> Request: Gather, from the data below, each line in which the word "houses" occurs.

> Provided material:
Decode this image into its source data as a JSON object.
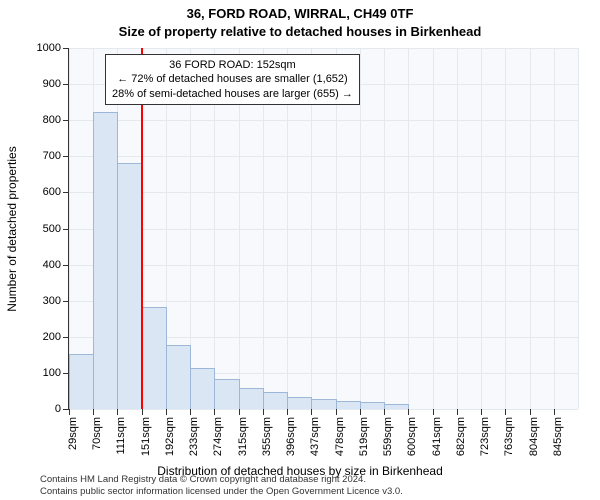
{
  "heading_line1": "36, FORD ROAD, WIRRAL, CH49 0TF",
  "heading_line2": "Size of property relative to detached houses in Birkenhead",
  "y_axis_title": "Number of detached properties",
  "x_axis_title": "Distribution of detached houses by size in Birkenhead",
  "footnote_line1": "Contains HM Land Registry data © Crown copyright and database right 2024.",
  "footnote_line2": "Contains public sector information licensed under the Open Government Licence v3.0.",
  "chart": {
    "type": "histogram",
    "plot_bg": "#f7f9fc",
    "grid_color": "#e4e8ef",
    "bar_fill": "#dbe6f4",
    "bar_stroke": "#9db7d6",
    "ref_line_color": "#ff0000",
    "axis_color": "#333333",
    "font_color": "#000000",
    "tick_fontsize": 11,
    "ylim": [
      0,
      1000
    ],
    "ytick_step": 100,
    "x_labels": [
      "29sqm",
      "70sqm",
      "111sqm",
      "151sqm",
      "192sqm",
      "233sqm",
      "274sqm",
      "315sqm",
      "355sqm",
      "396sqm",
      "437sqm",
      "478sqm",
      "519sqm",
      "559sqm",
      "600sqm",
      "641sqm",
      "682sqm",
      "723sqm",
      "763sqm",
      "804sqm",
      "845sqm"
    ],
    "bar_heights": [
      150,
      820,
      680,
      280,
      175,
      110,
      80,
      55,
      45,
      30,
      25,
      20,
      18,
      10,
      0,
      0,
      0,
      0,
      0,
      0,
      0
    ],
    "ref_line_bin_boundary": 3,
    "annotation": {
      "line1": "36 FORD ROAD: 152sqm",
      "line2": "← 72% of detached houses are smaller (1,652)",
      "line3": "28% of semi-detached houses are larger (655) →"
    }
  }
}
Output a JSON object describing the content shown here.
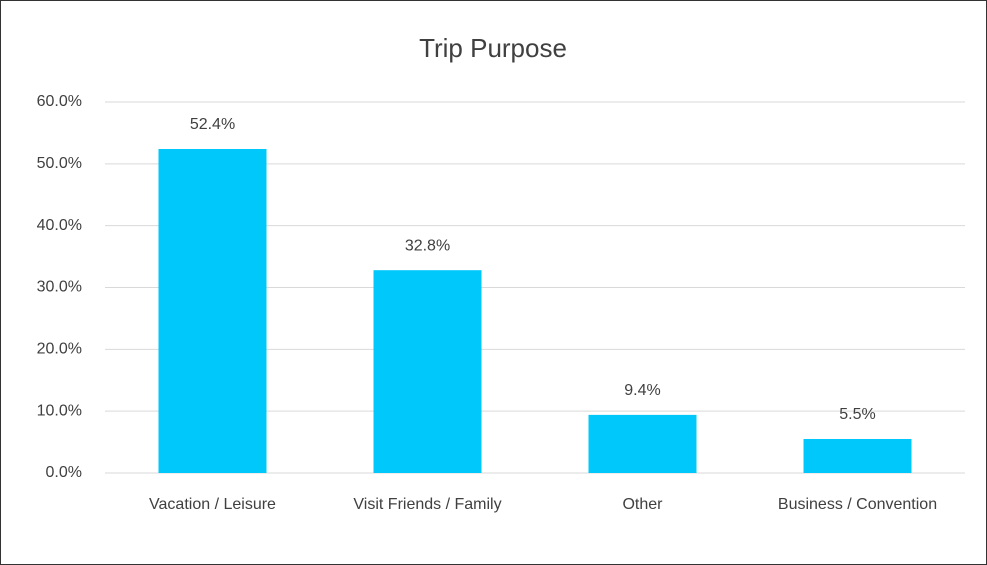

> Finished exercise:
  "heading_line2": "Size of property relative to detached houses in Birkenhead",
  "x_axis_title": "Distribution of detached houses by size in Birkenhead",
      "line2": "← 72% of detached houses are smaller (1,652)",
      "line3": "28% of semi-detached houses are larger (655) →"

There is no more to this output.